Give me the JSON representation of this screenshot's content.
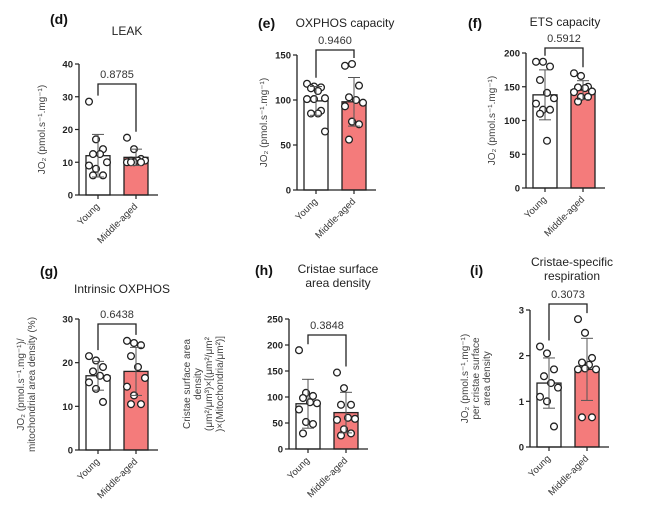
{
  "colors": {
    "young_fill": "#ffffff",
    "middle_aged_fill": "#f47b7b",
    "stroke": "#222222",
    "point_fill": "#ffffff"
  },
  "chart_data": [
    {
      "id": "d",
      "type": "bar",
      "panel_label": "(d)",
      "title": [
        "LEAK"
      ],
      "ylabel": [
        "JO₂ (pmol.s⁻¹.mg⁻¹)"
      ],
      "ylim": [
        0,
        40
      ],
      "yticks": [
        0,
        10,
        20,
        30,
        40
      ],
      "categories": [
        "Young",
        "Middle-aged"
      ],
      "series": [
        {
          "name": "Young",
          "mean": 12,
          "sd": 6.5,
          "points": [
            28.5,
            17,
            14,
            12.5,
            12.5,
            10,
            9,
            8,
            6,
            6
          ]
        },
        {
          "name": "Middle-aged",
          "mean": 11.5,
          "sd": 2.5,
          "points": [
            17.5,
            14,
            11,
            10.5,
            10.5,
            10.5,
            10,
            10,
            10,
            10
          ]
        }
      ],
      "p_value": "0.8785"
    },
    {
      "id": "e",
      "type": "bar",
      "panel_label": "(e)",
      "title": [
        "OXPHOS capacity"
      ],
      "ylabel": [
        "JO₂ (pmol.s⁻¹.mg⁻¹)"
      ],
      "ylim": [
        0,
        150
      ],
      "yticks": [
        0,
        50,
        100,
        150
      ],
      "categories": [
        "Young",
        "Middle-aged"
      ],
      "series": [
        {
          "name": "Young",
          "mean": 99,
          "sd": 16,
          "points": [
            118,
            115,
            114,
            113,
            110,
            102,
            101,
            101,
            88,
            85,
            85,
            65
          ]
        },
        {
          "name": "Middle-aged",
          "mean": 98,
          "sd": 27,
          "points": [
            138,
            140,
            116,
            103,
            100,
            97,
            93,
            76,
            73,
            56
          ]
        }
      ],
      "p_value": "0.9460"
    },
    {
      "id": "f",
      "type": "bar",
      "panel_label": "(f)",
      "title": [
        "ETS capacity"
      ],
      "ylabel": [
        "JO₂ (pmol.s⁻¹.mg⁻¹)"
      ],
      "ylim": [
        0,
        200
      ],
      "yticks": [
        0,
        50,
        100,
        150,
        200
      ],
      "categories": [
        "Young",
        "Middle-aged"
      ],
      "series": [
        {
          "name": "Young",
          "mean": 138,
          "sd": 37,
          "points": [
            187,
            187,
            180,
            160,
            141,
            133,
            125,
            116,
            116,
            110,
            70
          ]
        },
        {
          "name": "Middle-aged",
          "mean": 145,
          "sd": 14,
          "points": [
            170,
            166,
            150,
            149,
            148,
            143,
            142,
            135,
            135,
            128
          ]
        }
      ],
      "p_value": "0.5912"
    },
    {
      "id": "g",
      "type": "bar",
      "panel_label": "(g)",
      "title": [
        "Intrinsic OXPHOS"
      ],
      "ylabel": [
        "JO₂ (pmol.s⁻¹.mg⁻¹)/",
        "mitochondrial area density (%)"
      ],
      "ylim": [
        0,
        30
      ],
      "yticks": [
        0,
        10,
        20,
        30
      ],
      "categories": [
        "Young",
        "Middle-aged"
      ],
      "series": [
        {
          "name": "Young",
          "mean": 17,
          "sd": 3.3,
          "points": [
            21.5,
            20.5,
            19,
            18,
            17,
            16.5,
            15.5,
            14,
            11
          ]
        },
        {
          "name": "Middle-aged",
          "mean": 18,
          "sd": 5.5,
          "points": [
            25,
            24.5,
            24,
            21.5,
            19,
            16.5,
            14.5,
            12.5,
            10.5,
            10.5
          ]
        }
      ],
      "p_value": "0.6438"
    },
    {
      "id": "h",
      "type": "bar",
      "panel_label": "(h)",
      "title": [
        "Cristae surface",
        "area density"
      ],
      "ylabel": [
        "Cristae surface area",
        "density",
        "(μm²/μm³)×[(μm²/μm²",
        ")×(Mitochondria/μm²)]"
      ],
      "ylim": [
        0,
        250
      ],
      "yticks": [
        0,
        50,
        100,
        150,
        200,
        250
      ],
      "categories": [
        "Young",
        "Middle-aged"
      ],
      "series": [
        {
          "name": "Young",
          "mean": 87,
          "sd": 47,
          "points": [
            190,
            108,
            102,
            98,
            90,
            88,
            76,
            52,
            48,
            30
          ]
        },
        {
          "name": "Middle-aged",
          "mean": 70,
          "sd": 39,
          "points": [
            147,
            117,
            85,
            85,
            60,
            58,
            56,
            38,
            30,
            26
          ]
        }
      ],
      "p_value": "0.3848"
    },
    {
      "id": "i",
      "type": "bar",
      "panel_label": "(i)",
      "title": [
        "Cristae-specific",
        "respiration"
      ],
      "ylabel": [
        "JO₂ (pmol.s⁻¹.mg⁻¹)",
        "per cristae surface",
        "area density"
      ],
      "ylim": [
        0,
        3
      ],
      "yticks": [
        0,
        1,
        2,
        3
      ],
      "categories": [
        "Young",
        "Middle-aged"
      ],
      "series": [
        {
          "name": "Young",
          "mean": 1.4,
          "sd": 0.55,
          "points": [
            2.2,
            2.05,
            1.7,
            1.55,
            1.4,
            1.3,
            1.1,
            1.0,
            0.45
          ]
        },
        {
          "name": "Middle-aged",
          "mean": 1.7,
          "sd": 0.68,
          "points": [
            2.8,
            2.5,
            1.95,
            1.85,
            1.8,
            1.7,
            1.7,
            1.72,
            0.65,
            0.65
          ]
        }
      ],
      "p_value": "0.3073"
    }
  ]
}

::::

**TASK STATEMENT**.
Restate the entire listing word for word, excluding pictures.

**WRITTEN REPLY**.
Give me the JSON representation of this screenshot's content.
{
  "colors": {
    "young_fill": "#ffffff",
    "middle_aged_fill": "#f47b7b",
    "stroke": "#222222",
    "point_fill": "#ffffff"
  },
  "chart_data": [
    {
      "id": "d",
      "type": "bar",
      "panel_label": "(d)",
      "title": [
        "LEAK"
      ],
      "ylabel": [
        "JO₂ (pmol.s⁻¹.mg⁻¹)"
      ],
      "ylim": [
        0,
        40
      ],
      "yticks": [
        0,
        10,
        20,
        30,
        40
      ],
      "categories": [
        "Young",
        "Middle-aged"
      ],
      "series": [
        {
          "name": "Young",
          "mean": 12,
          "sd": 6.5,
          "points": [
            28.5,
            17,
            14,
            12.5,
            12.5,
            10,
            9,
            8,
            6,
            6
          ]
        },
        {
          "name": "Middle-aged",
          "mean": 11.5,
          "sd": 2.5,
          "points": [
            17.5,
            14,
            11,
            10.5,
            10.5,
            10.5,
            10,
            10,
            10,
            10
          ]
        }
      ],
      "p_value": "0.8785"
    },
    {
      "id": "e",
      "type": "bar",
      "panel_label": "(e)",
      "title": [
        "OXPHOS capacity"
      ],
      "ylabel": [
        "JO₂ (pmol.s⁻¹.mg⁻¹)"
      ],
      "ylim": [
        0,
        150
      ],
      "yticks": [
        0,
        50,
        100,
        150
      ],
      "categories": [
        "Young",
        "Middle-aged"
      ],
      "series": [
        {
          "name": "Young",
          "mean": 99,
          "sd": 16,
          "points": [
            118,
            115,
            114,
            113,
            110,
            102,
            101,
            101,
            88,
            85,
            85,
            65
          ]
        },
        {
          "name": "Middle-aged",
          "mean": 98,
          "sd": 27,
          "points": [
            138,
            140,
            116,
            103,
            100,
            97,
            93,
            76,
            73,
            56
          ]
        }
      ],
      "p_value": "0.9460"
    },
    {
      "id": "f",
      "type": "bar",
      "panel_label": "(f)",
      "title": [
        "ETS capacity"
      ],
      "ylabel": [
        "JO₂ (pmol.s⁻¹.mg⁻¹)"
      ],
      "ylim": [
        0,
        200
      ],
      "yticks": [
        0,
        50,
        100,
        150,
        200
      ],
      "categories": [
        "Young",
        "Middle-aged"
      ],
      "series": [
        {
          "name": "Young",
          "mean": 138,
          "sd": 37,
          "points": [
            187,
            187,
            180,
            160,
            141,
            133,
            125,
            116,
            116,
            110,
            70
          ]
        },
        {
          "name": "Middle-aged",
          "mean": 145,
          "sd": 14,
          "points": [
            170,
            166,
            150,
            149,
            148,
            143,
            142,
            135,
            135,
            128
          ]
        }
      ],
      "p_value": "0.5912"
    },
    {
      "id": "g",
      "type": "bar",
      "panel_label": "(g)",
      "title": [
        "Intrinsic OXPHOS"
      ],
      "ylabel": [
        "JO₂ (pmol.s⁻¹.mg⁻¹)/",
        "mitochondrial area density (%)"
      ],
      "ylim": [
        0,
        30
      ],
      "yticks": [
        0,
        10,
        20,
        30
      ],
      "categories": [
        "Young",
        "Middle-aged"
      ],
      "series": [
        {
          "name": "Young",
          "mean": 17,
          "sd": 3.3,
          "points": [
            21.5,
            20.5,
            19,
            18,
            17,
            16.5,
            15.5,
            14,
            11
          ]
        },
        {
          "name": "Middle-aged",
          "mean": 18,
          "sd": 5.5,
          "points": [
            25,
            24.5,
            24,
            21.5,
            19,
            16.5,
            14.5,
            12.5,
            10.5,
            10.5
          ]
        }
      ],
      "p_value": "0.6438"
    },
    {
      "id": "h",
      "type": "bar",
      "panel_label": "(h)",
      "title": [
        "Cristae surface",
        "area density"
      ],
      "ylabel": [
        "Cristae surface area",
        "density",
        "(μm²/μm³)×[(μm²/μm²",
        ")×(Mitochondria/μm²)]"
      ],
      "ylim": [
        0,
        250
      ],
      "yticks": [
        0,
        50,
        100,
        150,
        200,
        250
      ],
      "categories": [
        "Young",
        "Middle-aged"
      ],
      "series": [
        {
          "name": "Young",
          "mean": 87,
          "sd": 47,
          "points": [
            190,
            108,
            102,
            98,
            90,
            88,
            76,
            52,
            48,
            30
          ]
        },
        {
          "name": "Middle-aged",
          "mean": 70,
          "sd": 39,
          "points": [
            147,
            117,
            85,
            85,
            60,
            58,
            56,
            38,
            30,
            26
          ]
        }
      ],
      "p_value": "0.3848"
    },
    {
      "id": "i",
      "type": "bar",
      "panel_label": "(i)",
      "title": [
        "Cristae-specific",
        "respiration"
      ],
      "ylabel": [
        "JO₂ (pmol.s⁻¹.mg⁻¹)",
        "per cristae surface",
        "area density"
      ],
      "ylim": [
        0,
        3
      ],
      "yticks": [
        0,
        1,
        2,
        3
      ],
      "categories": [
        "Young",
        "Middle-aged"
      ],
      "series": [
        {
          "name": "Young",
          "mean": 1.4,
          "sd": 0.55,
          "points": [
            2.2,
            2.05,
            1.7,
            1.55,
            1.4,
            1.3,
            1.1,
            1.0,
            0.45
          ]
        },
        {
          "name": "Middle-aged",
          "mean": 1.7,
          "sd": 0.68,
          "points": [
            2.8,
            2.5,
            1.95,
            1.85,
            1.8,
            1.7,
            1.7,
            1.72,
            0.65,
            0.65
          ]
        }
      ],
      "p_value": "0.3073"
    }
  ]
}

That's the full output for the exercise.